Written request -
Check each line for the word "calculating" and give how many have it. Say nothing else.

Extracted data -
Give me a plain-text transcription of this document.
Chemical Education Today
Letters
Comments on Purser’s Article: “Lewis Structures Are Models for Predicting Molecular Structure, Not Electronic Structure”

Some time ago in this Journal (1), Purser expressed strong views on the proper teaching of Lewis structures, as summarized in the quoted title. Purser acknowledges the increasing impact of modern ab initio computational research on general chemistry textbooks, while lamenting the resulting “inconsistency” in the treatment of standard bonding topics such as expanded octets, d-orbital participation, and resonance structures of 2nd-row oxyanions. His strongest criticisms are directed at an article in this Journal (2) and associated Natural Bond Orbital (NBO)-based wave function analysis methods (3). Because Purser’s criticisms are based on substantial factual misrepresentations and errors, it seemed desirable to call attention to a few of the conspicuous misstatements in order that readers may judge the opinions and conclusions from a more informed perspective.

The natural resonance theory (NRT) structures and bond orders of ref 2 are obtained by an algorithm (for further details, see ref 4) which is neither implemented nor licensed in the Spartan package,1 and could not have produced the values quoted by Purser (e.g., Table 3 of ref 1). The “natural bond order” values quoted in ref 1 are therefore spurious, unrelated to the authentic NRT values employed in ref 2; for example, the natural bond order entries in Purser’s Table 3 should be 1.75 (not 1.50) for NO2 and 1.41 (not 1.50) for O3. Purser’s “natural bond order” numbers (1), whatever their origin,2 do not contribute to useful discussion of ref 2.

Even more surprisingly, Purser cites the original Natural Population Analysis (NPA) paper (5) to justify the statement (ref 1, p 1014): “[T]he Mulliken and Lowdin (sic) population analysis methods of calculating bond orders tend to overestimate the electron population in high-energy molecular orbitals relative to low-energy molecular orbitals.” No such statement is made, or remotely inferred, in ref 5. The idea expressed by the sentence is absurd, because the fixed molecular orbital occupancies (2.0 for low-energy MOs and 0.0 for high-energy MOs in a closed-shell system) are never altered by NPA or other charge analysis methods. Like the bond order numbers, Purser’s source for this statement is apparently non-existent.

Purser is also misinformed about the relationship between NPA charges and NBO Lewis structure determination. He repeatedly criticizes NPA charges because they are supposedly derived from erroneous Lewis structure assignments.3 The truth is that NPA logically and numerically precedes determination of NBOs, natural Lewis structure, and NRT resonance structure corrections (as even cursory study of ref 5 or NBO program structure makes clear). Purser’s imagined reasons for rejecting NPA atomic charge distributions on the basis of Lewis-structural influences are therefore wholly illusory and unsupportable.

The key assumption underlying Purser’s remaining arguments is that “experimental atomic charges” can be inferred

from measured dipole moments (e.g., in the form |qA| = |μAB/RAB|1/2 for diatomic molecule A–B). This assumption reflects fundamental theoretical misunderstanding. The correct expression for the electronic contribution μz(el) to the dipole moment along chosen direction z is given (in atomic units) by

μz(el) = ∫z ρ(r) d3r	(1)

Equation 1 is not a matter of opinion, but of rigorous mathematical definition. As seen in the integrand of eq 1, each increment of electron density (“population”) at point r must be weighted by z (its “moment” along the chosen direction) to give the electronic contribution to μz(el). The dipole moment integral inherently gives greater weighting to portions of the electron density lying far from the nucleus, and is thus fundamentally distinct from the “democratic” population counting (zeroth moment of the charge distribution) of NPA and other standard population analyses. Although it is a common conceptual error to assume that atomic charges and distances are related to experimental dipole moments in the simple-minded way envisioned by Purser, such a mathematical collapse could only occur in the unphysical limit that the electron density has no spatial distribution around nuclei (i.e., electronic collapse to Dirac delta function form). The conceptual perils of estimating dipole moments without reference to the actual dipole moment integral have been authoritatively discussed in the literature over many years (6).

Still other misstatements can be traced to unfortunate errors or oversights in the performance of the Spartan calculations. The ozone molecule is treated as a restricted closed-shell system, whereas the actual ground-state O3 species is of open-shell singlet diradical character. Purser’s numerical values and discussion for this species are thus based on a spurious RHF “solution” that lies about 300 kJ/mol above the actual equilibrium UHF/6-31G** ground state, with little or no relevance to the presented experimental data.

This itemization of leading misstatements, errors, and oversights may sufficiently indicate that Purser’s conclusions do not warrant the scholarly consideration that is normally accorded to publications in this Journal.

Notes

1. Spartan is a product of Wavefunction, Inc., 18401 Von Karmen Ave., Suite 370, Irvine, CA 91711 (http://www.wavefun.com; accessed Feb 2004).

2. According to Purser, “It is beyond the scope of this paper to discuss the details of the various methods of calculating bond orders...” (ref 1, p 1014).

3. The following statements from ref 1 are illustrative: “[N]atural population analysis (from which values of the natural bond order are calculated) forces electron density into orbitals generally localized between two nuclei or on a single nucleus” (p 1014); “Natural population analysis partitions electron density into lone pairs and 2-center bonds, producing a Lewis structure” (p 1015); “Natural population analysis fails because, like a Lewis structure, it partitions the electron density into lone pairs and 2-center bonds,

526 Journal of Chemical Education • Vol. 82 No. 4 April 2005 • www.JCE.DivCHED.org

Result of the task -
2